--- START SUPPLIED MATERIAL ---
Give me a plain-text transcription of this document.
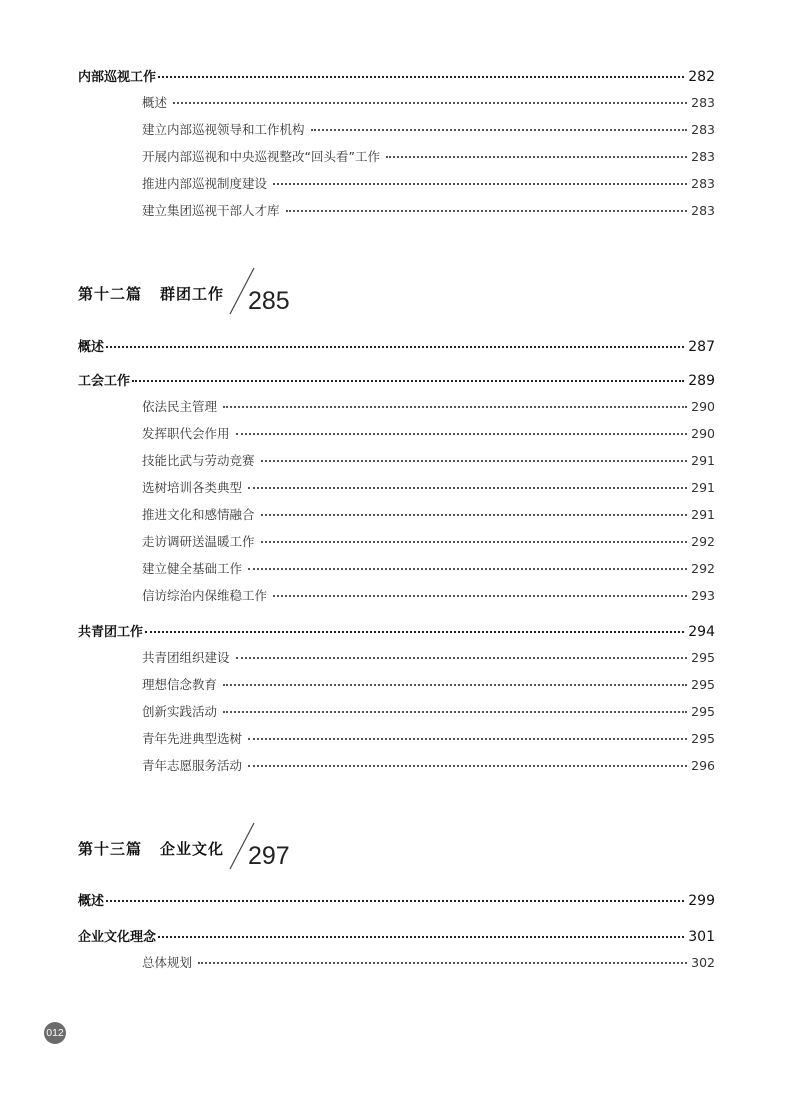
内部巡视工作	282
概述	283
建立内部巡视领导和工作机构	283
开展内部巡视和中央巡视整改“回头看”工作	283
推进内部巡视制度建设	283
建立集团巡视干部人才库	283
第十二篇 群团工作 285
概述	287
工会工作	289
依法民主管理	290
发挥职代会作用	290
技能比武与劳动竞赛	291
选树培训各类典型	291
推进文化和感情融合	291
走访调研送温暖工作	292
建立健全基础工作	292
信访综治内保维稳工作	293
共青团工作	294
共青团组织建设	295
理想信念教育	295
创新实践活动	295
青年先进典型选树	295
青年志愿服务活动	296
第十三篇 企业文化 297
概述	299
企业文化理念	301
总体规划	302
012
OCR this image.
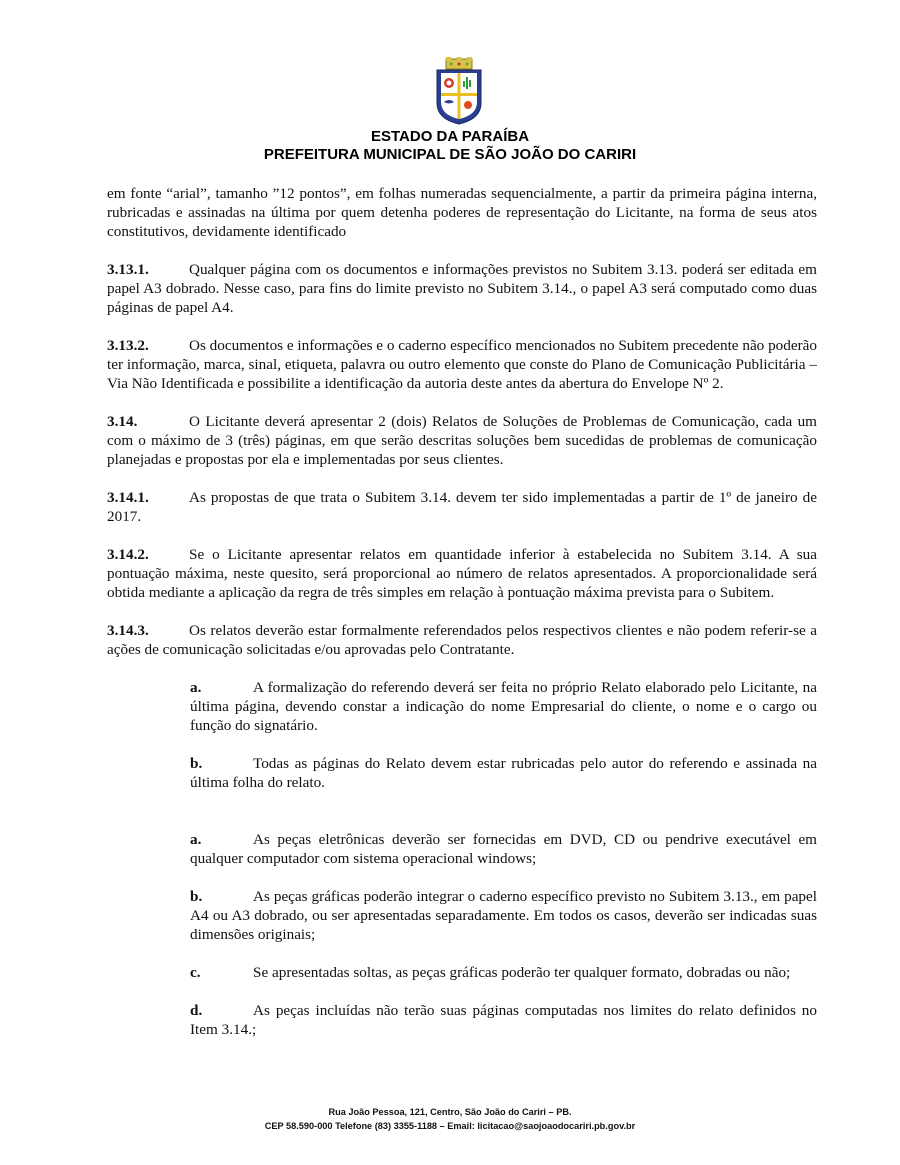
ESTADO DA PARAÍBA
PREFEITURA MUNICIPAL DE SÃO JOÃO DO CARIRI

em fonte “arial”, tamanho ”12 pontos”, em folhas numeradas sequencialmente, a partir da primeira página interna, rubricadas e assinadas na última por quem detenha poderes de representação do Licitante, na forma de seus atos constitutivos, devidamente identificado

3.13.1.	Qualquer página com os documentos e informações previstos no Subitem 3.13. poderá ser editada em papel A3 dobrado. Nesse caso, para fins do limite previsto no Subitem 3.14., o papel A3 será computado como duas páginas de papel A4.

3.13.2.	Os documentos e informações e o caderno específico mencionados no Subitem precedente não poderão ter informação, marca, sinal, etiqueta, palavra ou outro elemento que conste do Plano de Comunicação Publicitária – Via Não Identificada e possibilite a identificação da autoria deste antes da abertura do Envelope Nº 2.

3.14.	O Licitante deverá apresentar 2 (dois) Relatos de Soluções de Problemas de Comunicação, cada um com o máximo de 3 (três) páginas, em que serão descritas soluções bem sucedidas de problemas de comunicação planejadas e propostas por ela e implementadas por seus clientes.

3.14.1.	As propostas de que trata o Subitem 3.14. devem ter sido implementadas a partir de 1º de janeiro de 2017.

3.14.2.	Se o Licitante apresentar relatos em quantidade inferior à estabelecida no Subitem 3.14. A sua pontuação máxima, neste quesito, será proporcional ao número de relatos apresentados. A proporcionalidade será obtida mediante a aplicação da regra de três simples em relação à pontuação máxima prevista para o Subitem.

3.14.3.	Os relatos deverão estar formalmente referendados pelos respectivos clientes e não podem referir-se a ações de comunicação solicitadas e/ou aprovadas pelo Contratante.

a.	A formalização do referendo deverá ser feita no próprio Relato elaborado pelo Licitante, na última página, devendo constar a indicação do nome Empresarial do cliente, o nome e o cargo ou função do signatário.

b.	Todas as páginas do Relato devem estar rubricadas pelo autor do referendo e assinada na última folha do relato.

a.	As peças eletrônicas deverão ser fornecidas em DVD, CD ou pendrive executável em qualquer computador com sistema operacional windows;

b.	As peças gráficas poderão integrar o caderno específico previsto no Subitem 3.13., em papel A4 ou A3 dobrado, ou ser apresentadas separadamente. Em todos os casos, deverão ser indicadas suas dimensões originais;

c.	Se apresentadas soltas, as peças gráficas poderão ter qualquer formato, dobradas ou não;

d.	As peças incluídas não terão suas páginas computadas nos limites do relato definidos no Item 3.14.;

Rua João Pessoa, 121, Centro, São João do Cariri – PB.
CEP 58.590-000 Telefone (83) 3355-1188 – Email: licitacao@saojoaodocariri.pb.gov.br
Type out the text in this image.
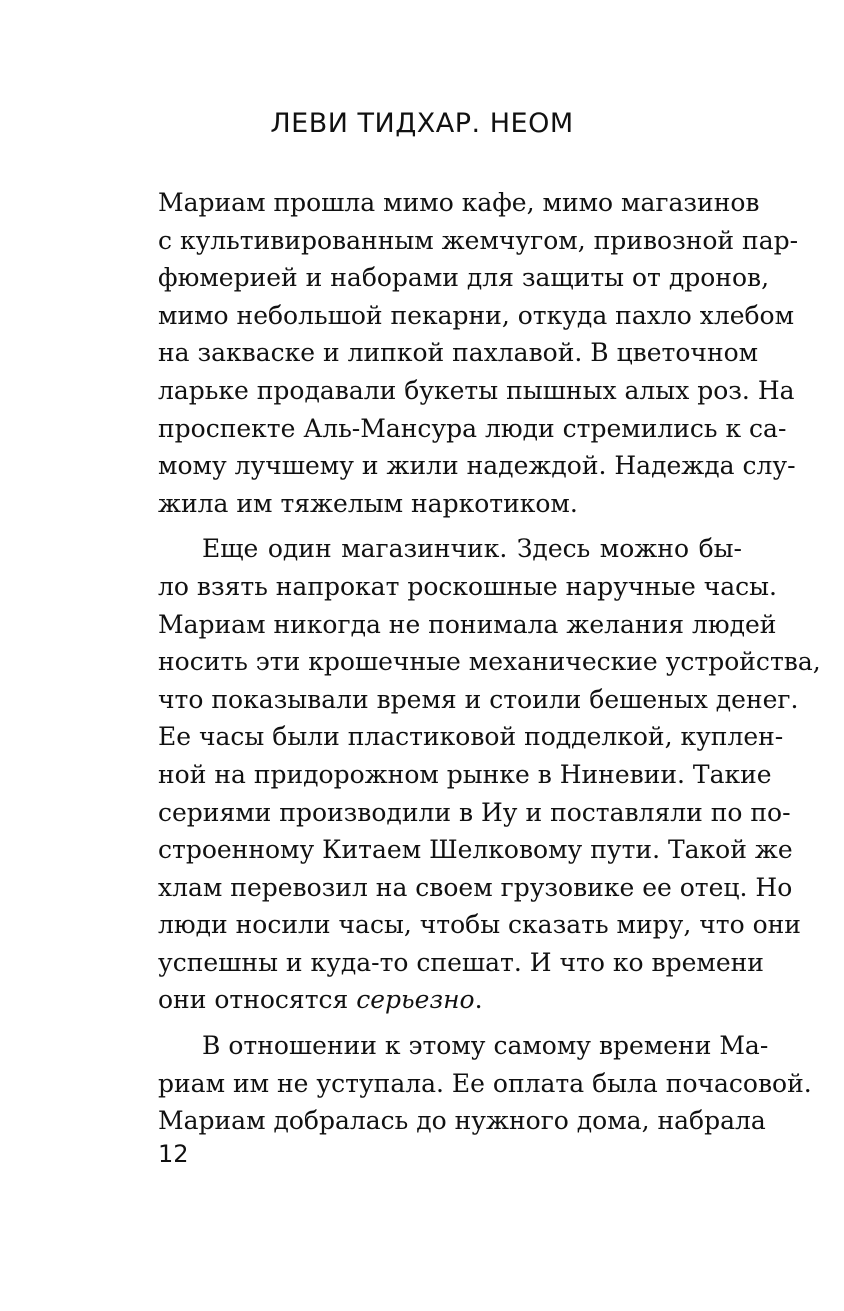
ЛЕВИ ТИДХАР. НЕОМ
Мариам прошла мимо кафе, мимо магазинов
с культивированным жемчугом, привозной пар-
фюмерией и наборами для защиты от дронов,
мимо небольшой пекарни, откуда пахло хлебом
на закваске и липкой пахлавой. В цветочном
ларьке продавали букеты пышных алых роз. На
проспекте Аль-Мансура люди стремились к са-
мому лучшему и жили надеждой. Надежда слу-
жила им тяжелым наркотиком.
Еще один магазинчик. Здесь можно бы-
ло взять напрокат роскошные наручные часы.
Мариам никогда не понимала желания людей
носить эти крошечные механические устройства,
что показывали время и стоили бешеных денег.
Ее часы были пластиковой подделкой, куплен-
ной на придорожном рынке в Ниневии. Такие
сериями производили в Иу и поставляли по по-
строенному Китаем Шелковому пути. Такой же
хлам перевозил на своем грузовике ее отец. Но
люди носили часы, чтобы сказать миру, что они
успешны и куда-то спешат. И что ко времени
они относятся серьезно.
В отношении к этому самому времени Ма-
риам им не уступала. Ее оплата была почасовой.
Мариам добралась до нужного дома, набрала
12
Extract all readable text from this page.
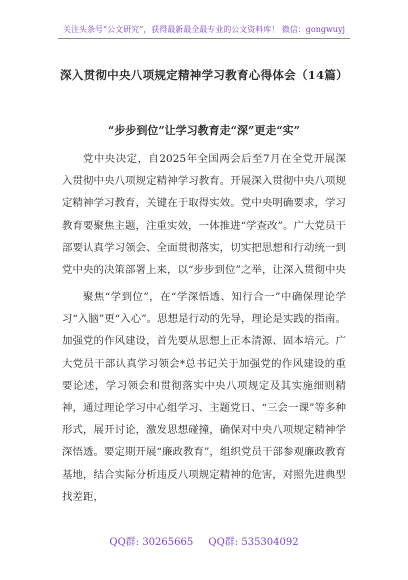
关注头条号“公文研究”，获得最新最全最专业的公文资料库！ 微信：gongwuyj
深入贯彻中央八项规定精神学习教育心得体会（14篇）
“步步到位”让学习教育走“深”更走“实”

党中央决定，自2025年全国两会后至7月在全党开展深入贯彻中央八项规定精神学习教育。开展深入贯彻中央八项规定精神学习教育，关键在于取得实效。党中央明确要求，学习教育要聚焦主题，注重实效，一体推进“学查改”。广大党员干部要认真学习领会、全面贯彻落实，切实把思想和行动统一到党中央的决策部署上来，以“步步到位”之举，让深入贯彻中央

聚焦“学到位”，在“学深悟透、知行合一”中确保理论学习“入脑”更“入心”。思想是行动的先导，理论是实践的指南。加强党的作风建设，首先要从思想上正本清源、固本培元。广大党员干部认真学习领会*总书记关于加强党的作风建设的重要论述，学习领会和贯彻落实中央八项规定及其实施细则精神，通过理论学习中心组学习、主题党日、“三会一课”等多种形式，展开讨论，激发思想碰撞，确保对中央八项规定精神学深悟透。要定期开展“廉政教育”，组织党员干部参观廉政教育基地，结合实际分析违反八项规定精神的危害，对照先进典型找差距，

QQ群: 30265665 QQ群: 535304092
--- END SUPPLIED MATERIAL ---
▸ THE PROBLEM
Exclude the pictures and repeat every other part of the records word for word.

▸ FINISHED TASK
Give me a plain-text transcription of this document.
内部巡视工作	282
概述	283
建立内部巡视领导和工作机构	283
开展内部巡视和中央巡视整改“回头看”工作	283
推进内部巡视制度建设	283
建立集团巡视干部人才库	283
第十二篇 群团工作 285
概述	287
工会工作	289
依法民主管理	290
发挥职代会作用	290
技能比武与劳动竞赛	291
选树培训各类典型	291
推进文化和感情融合	291
走访调研送温暖工作	292
建立健全基础工作	292
信访综治内保维稳工作	293
共青团工作	294
共青团组织建设	295
理想信念教育	295
创新实践活动	295
青年先进典型选树	295
青年志愿服务活动	296
第十三篇 企业文化 297
概述	299
企业文化理念	301
总体规划	302
012
OCR this image.
ESTADO DA PARAÍBA
PREFEITURA MUNICIPAL DE SÃO JOÃO DO CARIRI

em fonte “arial”, tamanho ”12 pontos”, em folhas numeradas sequencialmente, a partir da primeira página interna, rubricadas e assinadas na última por quem detenha poderes de representação do Licitante, na forma de seus atos constitutivos, devidamente identificado

3.13.1.	Qualquer página com os documentos e informações previstos no Subitem 3.13. poderá ser editada em papel A3 dobrado. Nesse caso, para fins do limite previsto no Subitem 3.14., o papel A3 será computado como duas páginas de papel A4.

3.13.2.	Os documentos e informações e o caderno específico mencionados no Subitem precedente não poderão ter informação, marca, sinal, etiqueta, palavra ou outro elemento que conste do Plano de Comunicação Publicitária – Via Não Identificada e possibilite a identificação da autoria deste antes da abertura do Envelope Nº 2.

3.14.	O Licitante deverá apresentar 2 (dois) Relatos de Soluções de Problemas de Comunicação, cada um com o máximo de 3 (três) páginas, em que serão descritas soluções bem sucedidas de problemas de comunicação planejadas e propostas por ela e implementadas por seus clientes.

3.14.1.	As propostas de que trata o Subitem 3.14. devem ter sido implementadas a partir de 1º de janeiro de 2017.

3.14.2.	Se o Licitante apresentar relatos em quantidade inferior à estabelecida no Subitem 3.14. A sua pontuação máxima, neste quesito, será proporcional ao número de relatos apresentados. A proporcionalidade será obtida mediante a aplicação da regra de três simples em relação à pontuação máxima prevista para o Subitem.

3.14.3.	Os relatos deverão estar formalmente referendados pelos respectivos clientes e não podem referir-se a ações de comunicação solicitadas e/ou aprovadas pelo Contratante.

a.	A formalização do referendo deverá ser feita no próprio Relato elaborado pelo Licitante, na última página, devendo constar a indicação do nome Empresarial do cliente, o nome e o cargo ou função do signatário.

b.	Todas as páginas do Relato devem estar rubricadas pelo autor do referendo e assinada na última folha do relato.

a.	As peças eletrônicas deverão ser fornecidas em DVD, CD ou pendrive executável em qualquer computador com sistema operacional windows;

b.	As peças gráficas poderão integrar o caderno específico previsto no Subitem 3.13., em papel A4 ou A3 dobrado, ou ser apresentadas separadamente. Em todos os casos, deverão ser indicadas suas dimensões originais;

c.	Se apresentadas soltas, as peças gráficas poderão ter qualquer formato, dobradas ou não;

d.	As peças incluídas não terão suas páginas computadas nos limites do relato definidos no Item 3.14.;

Rua João Pessoa, 121, Centro, São João do Cariri – PB.
CEP 58.590-000 Telefone (83) 3355-1188 – Email: licitacao@saojoaodocariri.pb.gov.br
Type out the text in this image.
ЛЕВИ ТИДХАР. НЕОМ
Мариам прошла мимо кафе, мимо магазинов
с культивированным жемчугом, привозной пар-
фюмерией и наборами для защиты от дронов,
мимо небольшой пекарни, откуда пахло хлебом
на закваске и липкой пахлавой. В цветочном
ларьке продавали букеты пышных алых роз. На
проспекте Аль-Мансура люди стремились к са-
мому лучшему и жили надеждой. Надежда слу-
жила им тяжелым наркотиком.
Еще один магазинчик. Здесь можно бы-
ло взять напрокат роскошные наручные часы.
Мариам никогда не понимала желания людей
носить эти крошечные механические устройства,
что показывали время и стоили бешеных денег.
Ее часы были пластиковой подделкой, куплен-
ной на придорожном рынке в Ниневии. Такие
сериями производили в Иу и поставляли по по-
строенному Китаем Шелковому пути. Такой же
хлам перевозил на своем грузовике ее отец. Но
люди носили часы, чтобы сказать миру, что они
успешны и куда-то спешат. И что ко времени
они относятся серьезно.
В отношении к этому самому времени Ма-
риам им не уступала. Ее оплата была почасовой.
Мариам добралась до нужного дома, набрала
12
Extract all readable text from this page.
关注头条号“公文研究”，获得最新最全最专业的公文资料库！ 微信：gongwuyj
深入贯彻中央八项规定精神学习教育心得体会（14篇）
“步步到位”让学习教育走“深”更走“实”

党中央决定，自2025年全国两会后至7月在全党开展深入贯彻中央八项规定精神学习教育。开展深入贯彻中央八项规定精神学习教育，关键在于取得实效。党中央明确要求，学习教育要聚焦主题，注重实效，一体推进“学查改”。广大党员干部要认真学习领会、全面贯彻落实，切实把思想和行动统一到党中央的决策部署上来，以“步步到位”之举，让深入贯彻中央

聚焦“学到位”，在“学深悟透、知行合一”中确保理论学习“入脑”更“入心”。思想是行动的先导，理论是实践的指南。加强党的作风建设，首先要从思想上正本清源、固本培元。广大党员干部认真学习领会*总书记关于加强党的作风建设的重要论述，学习领会和贯彻落实中央八项规定及其实施细则精神，通过理论学习中心组学习、主题党日、“三会一课”等多种形式，展开讨论，激发思想碰撞，确保对中央八项规定精神学深悟透。要定期开展“廉政教育”，组织党员干部参观廉政教育基地，结合实际分析违反八项规定精神的危害，对照先进典型找差距，

QQ群: 30265665 QQ群: 535304092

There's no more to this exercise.